TASK PROMPT: Reproduce all the material exactly, minus any pictures it holds.

STORED DATA:
>> START
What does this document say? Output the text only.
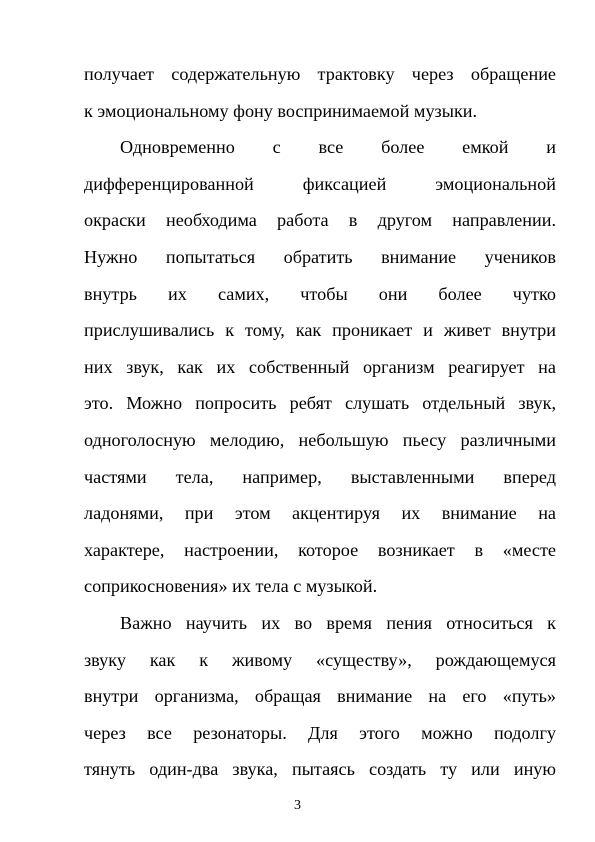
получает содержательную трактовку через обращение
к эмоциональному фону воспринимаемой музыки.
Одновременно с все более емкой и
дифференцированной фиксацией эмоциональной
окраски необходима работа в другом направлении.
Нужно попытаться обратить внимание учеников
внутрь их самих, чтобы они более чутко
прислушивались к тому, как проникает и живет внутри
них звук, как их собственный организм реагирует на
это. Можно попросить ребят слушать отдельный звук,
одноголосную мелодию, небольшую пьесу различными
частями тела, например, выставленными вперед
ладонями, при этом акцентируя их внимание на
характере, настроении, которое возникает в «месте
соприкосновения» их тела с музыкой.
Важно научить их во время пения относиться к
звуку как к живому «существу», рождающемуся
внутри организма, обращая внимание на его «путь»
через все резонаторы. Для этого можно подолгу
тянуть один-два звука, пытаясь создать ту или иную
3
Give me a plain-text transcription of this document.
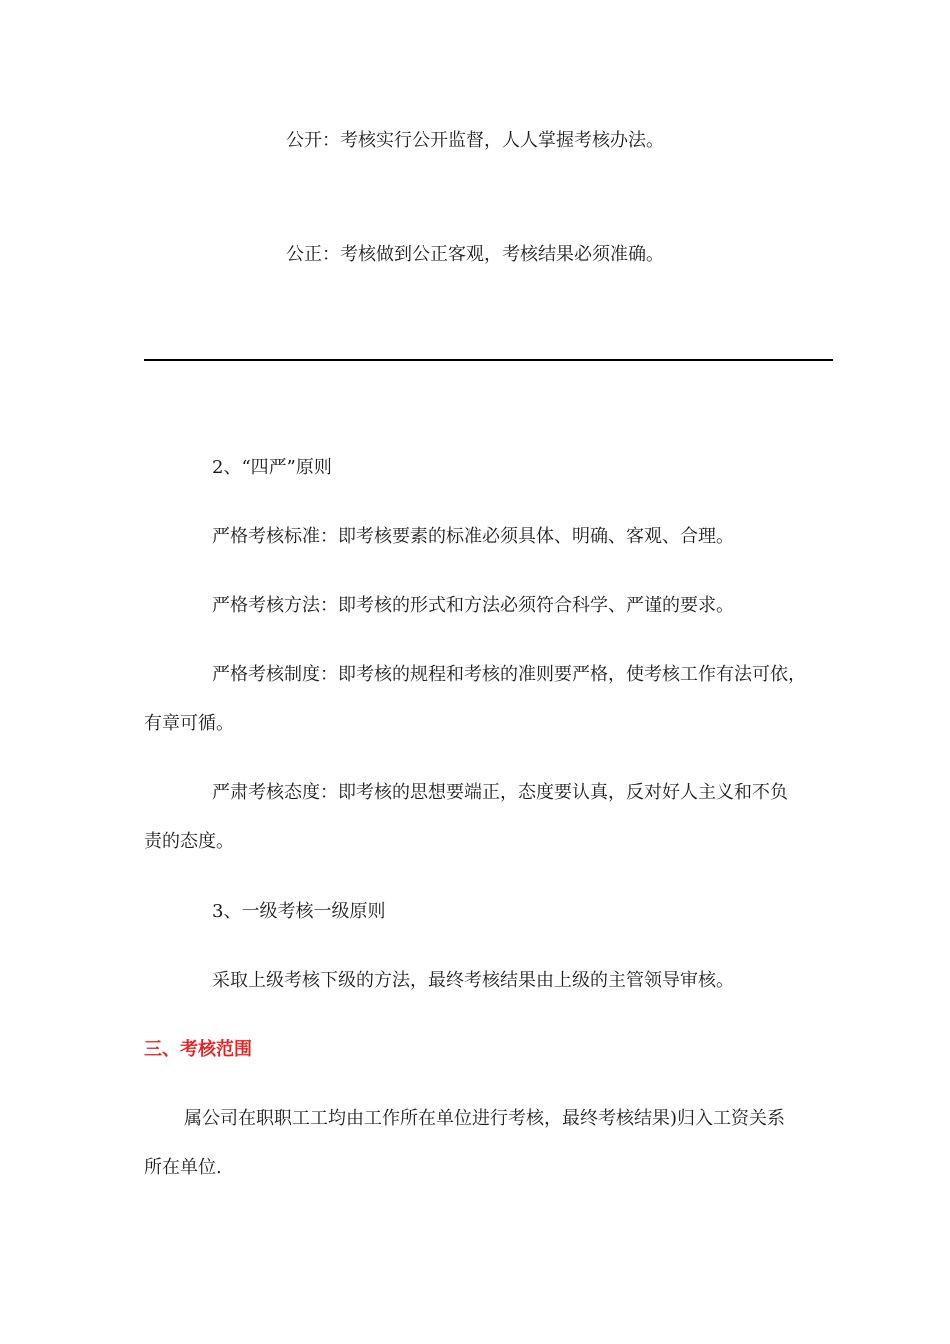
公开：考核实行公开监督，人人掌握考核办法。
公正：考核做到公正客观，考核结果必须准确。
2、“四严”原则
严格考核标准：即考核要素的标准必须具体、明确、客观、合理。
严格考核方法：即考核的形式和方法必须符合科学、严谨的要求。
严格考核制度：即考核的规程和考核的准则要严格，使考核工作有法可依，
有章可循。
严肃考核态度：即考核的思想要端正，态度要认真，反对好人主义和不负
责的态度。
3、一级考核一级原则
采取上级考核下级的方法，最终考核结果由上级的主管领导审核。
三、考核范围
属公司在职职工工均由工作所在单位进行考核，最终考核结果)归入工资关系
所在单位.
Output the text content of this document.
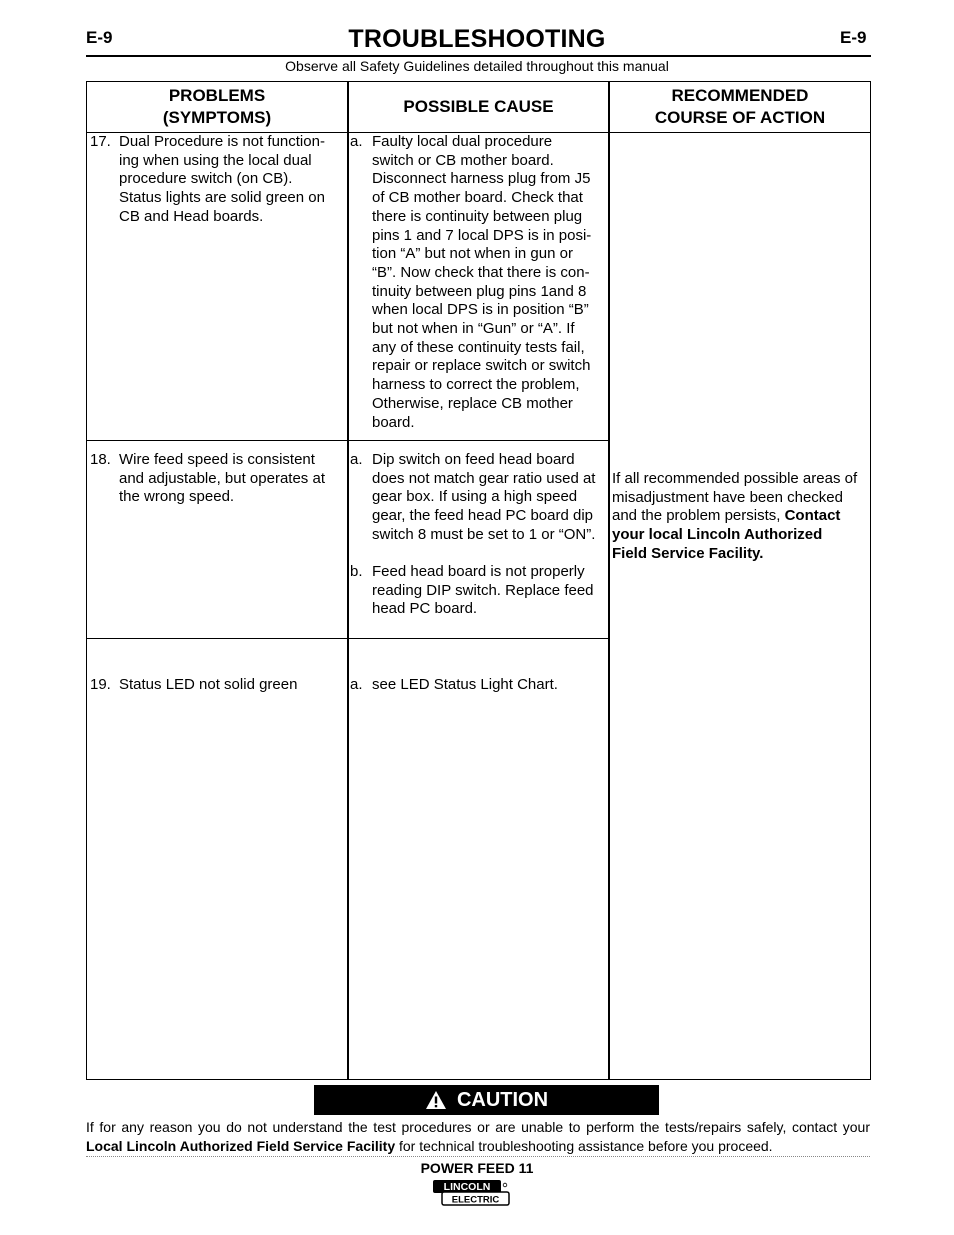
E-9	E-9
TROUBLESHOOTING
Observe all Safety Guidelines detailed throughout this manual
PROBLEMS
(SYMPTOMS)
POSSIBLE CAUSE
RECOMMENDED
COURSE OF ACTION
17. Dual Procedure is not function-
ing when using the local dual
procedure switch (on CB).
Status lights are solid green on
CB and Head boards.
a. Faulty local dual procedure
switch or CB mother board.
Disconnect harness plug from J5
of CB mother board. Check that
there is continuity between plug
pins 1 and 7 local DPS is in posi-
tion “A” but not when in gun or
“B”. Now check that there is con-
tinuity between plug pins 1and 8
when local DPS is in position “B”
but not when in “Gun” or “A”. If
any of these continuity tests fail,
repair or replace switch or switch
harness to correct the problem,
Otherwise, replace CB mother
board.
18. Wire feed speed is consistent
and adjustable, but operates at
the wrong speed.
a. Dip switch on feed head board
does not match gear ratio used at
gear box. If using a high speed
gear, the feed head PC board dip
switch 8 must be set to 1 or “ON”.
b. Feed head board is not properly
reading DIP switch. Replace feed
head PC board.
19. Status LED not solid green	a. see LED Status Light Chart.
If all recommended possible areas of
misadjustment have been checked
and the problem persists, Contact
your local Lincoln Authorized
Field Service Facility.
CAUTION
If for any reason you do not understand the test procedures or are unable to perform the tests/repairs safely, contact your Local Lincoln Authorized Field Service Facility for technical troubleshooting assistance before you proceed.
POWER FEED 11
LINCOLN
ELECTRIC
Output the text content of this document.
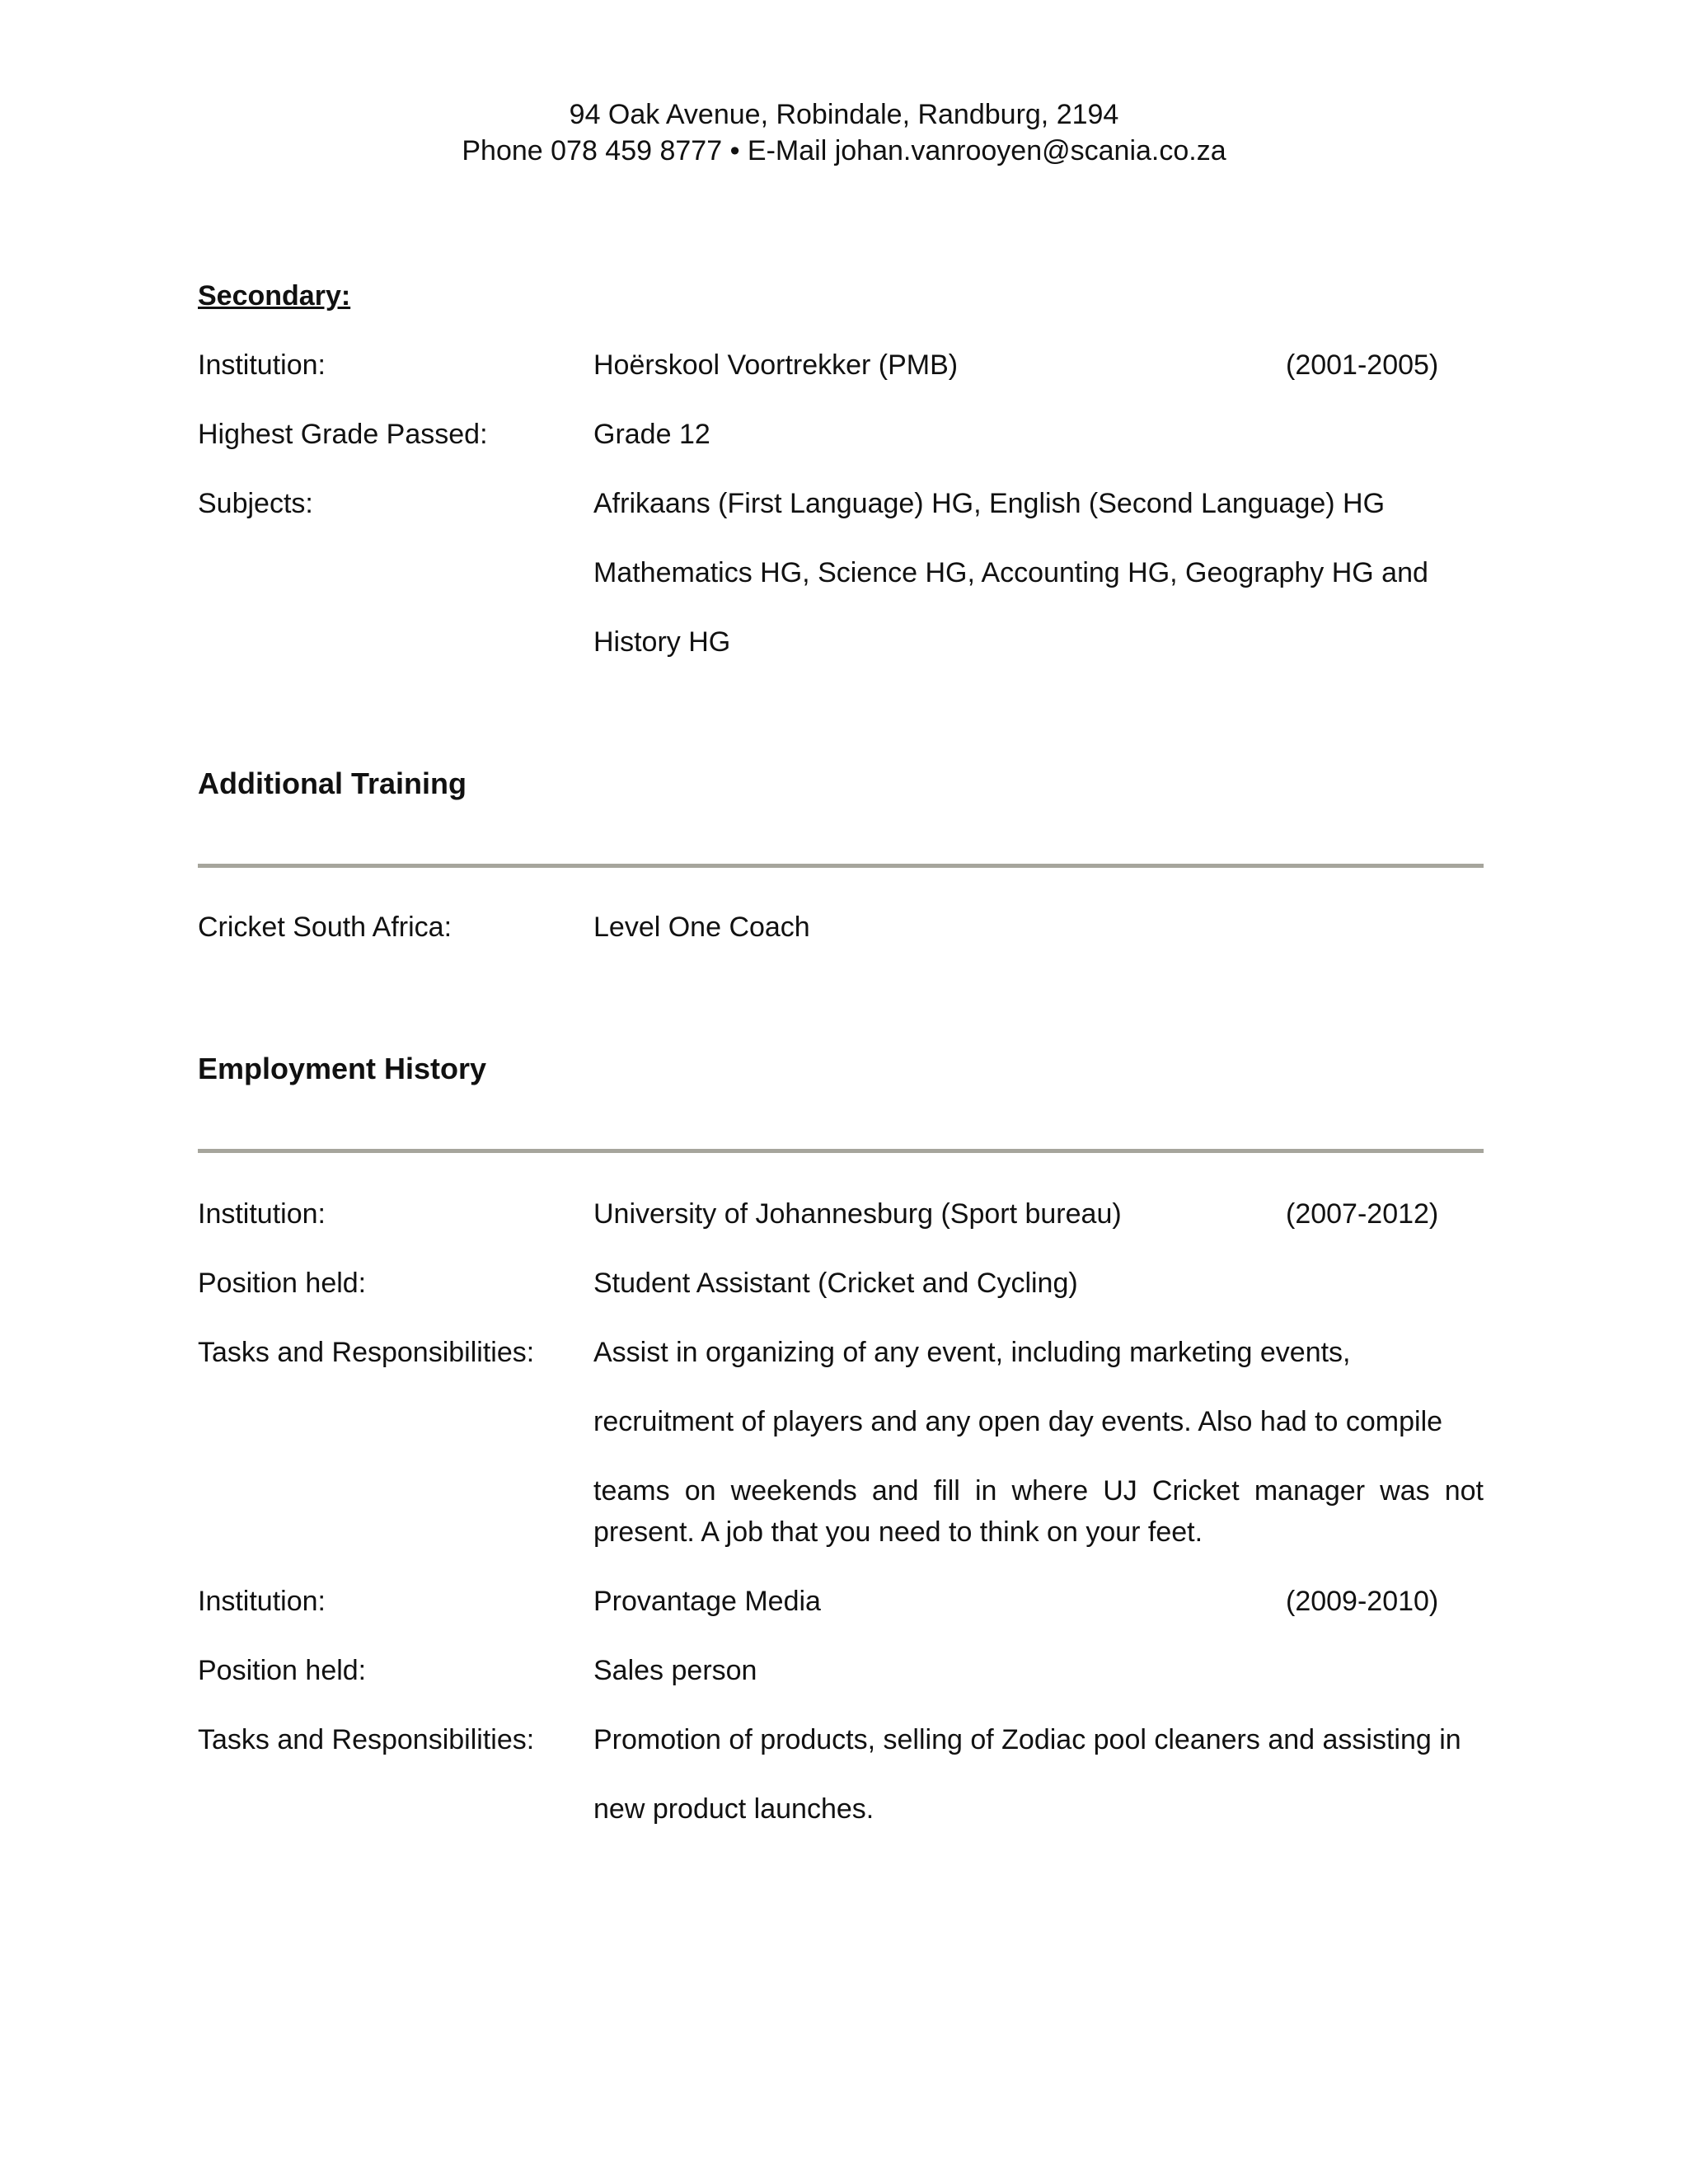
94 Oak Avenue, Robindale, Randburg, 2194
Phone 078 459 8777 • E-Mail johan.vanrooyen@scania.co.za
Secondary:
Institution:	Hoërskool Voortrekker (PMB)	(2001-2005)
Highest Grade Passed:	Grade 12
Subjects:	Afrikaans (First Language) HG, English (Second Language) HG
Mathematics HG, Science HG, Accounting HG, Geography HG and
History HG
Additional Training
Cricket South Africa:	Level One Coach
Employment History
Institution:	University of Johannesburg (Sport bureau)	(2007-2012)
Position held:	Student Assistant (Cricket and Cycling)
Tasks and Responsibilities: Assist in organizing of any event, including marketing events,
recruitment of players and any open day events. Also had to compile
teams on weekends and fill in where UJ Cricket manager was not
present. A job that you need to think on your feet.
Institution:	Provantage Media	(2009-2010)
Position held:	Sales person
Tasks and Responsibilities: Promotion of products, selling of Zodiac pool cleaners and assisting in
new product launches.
>> END
FINAL ANSWER:
What does this document say? Output the text only.
получает содержательную трактовку через обращение
к эмоциональному фону воспринимаемой музыки.
Одновременно с все более емкой и
дифференцированной фиксацией эмоциональной
окраски необходима работа в другом направлении.
Нужно попытаться обратить внимание учеников
внутрь их самих, чтобы они более чутко
прислушивались к тому, как проникает и живет внутри
них звук, как их собственный организм реагирует на
это. Можно попросить ребят слушать отдельный звук,
одноголосную мелодию, небольшую пьесу различными
частями тела, например, выставленными вперед
ладонями, при этом акцентируя их внимание на
характере, настроении, которое возникает в «месте
соприкосновения» их тела с музыкой.
Важно научить их во время пения относиться к
звуку как к живому «существу», рождающемуся
внутри организма, обращая внимание на его «путь»
через все резонаторы. Для этого можно подолгу
тянуть один-два звука, пытаясь создать ту или иную
3
Give me a plain-text transcription of this document.
公开：考核实行公开监督，人人掌握考核办法。
公正：考核做到公正客观，考核结果必须准确。
2、“四严”原则
严格考核标准：即考核要素的标准必须具体、明确、客观、合理。
严格考核方法：即考核的形式和方法必须符合科学、严谨的要求。
严格考核制度：即考核的规程和考核的准则要严格，使考核工作有法可依，
有章可循。
严肃考核态度：即考核的思想要端正，态度要认真，反对好人主义和不负
责的态度。
3、一级考核一级原则
采取上级考核下级的方法，最终考核结果由上级的主管领导审核。
三、考核范围
属公司在职职工工均由工作所在单位进行考核，最终考核结果)归入工资关系
所在单位.
Output the text content of this document.
E-9	E-9
TROUBLESHOOTING
Observe all Safety Guidelines detailed throughout this manual
PROBLEMS
(SYMPTOMS)
POSSIBLE CAUSE
RECOMMENDED
COURSE OF ACTION
17. Dual Procedure is not function-
ing when using the local dual
procedure switch (on CB).
Status lights are solid green on
CB and Head boards.
a. Faulty local dual procedure
switch or CB mother board.
Disconnect harness plug from J5
of CB mother board. Check that
there is continuity between plug
pins 1 and 7 local DPS is in posi-
tion “A” but not when in gun or
“B”. Now check that there is con-
tinuity between plug pins 1and 8
when local DPS is in position “B”
but not when in “Gun” or “A”. If
any of these continuity tests fail,
repair or replace switch or switch
harness to correct the problem,
Otherwise, replace CB mother
board.
18. Wire feed speed is consistent
and adjustable, but operates at
the wrong speed.
a. Dip switch on feed head board
does not match gear ratio used at
gear box. If using a high speed
gear, the feed head PC board dip
switch 8 must be set to 1 or “ON”.
b. Feed head board is not properly
reading DIP switch. Replace feed
head PC board.
19. Status LED not solid green	a. see LED Status Light Chart.
If all recommended possible areas of
misadjustment have been checked
and the problem persists, Contact
your local Lincoln Authorized
Field Service Facility.
CAUTION
If for any reason you do not understand the test procedures or are unable to perform the tests/repairs safely, contact your Local Lincoln Authorized Field Service Facility for technical troubleshooting assistance before you proceed.
POWER FEED 11
LINCOLN
ELECTRIC
Output the text content of this document.
94 Oak Avenue, Robindale, Randburg, 2194
Phone 078 459 8777 • E-Mail johan.vanrooyen@scania.co.za
Secondary:
Institution:	Hoërskool Voortrekker (PMB)	(2001-2005)
Highest Grade Passed:	Grade 12
Subjects:	Afrikaans (First Language) HG, English (Second Language) HG
Mathematics HG, Science HG, Accounting HG, Geography HG and
History HG
Additional Training
Cricket South Africa:	Level One Coach
Employment History
Institution:	University of Johannesburg (Sport bureau)	(2007-2012)
Position held:	Student Assistant (Cricket and Cycling)
Tasks and Responsibilities: Assist in organizing of any event, including marketing events,
recruitment of players and any open day events. Also had to compile
teams on weekends and fill in where UJ Cricket manager was not
present. A job that you need to think on your feet.
Institution:	Provantage Media	(2009-2010)
Position held:	Sales person
Tasks and Responsibilities: Promotion of products, selling of Zodiac pool cleaners and assisting in
new product launches.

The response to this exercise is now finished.